start Data shown

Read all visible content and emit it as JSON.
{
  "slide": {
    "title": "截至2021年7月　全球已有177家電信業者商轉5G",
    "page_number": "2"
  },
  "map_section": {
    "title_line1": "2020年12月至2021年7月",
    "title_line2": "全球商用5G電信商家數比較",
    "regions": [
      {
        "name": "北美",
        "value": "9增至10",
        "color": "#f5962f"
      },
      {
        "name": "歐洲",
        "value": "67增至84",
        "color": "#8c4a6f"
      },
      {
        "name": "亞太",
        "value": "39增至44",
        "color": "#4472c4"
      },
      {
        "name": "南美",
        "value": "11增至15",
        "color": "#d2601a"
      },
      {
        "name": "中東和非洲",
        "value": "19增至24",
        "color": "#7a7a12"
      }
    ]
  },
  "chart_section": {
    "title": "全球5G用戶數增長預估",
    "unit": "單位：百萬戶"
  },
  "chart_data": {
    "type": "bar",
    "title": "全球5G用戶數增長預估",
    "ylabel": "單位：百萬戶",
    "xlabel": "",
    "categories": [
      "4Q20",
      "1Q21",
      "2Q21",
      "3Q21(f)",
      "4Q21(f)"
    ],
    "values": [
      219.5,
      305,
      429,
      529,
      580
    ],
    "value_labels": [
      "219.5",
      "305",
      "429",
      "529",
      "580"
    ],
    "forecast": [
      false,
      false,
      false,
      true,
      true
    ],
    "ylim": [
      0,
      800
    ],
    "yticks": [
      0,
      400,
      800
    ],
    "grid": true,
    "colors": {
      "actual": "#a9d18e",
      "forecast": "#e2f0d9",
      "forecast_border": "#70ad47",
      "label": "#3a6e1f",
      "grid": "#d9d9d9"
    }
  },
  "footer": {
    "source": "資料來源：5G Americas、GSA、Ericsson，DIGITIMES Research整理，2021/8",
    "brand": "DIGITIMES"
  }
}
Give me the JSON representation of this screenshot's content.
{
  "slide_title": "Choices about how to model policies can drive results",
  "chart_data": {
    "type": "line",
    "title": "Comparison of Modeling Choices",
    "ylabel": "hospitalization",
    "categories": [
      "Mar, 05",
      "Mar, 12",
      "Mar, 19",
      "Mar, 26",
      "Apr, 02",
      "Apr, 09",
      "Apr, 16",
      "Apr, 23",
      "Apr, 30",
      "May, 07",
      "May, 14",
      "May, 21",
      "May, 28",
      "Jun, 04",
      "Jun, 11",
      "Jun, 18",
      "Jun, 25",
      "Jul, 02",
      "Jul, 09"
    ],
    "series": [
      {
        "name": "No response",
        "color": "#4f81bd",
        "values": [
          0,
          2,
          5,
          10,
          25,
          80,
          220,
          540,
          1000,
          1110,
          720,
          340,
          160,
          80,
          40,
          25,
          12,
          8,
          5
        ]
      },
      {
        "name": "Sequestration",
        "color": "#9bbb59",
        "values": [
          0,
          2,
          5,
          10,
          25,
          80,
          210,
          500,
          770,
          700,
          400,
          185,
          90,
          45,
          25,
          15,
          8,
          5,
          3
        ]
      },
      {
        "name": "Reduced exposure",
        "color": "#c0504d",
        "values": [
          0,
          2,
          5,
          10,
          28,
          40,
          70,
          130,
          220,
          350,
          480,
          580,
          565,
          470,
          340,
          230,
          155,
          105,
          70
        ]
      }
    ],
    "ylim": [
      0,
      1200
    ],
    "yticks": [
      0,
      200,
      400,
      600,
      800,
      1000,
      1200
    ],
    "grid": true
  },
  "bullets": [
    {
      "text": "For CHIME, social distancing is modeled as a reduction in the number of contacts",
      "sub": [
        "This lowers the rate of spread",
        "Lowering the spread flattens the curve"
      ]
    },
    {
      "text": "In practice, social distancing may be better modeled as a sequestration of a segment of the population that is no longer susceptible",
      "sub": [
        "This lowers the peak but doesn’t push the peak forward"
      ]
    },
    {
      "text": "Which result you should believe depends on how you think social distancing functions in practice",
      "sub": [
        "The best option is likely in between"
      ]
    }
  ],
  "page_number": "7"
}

end Data shown

[What you will do]
In the listing, find every line with the word "spread" and state how many there are, nothing more.

[Task result]
2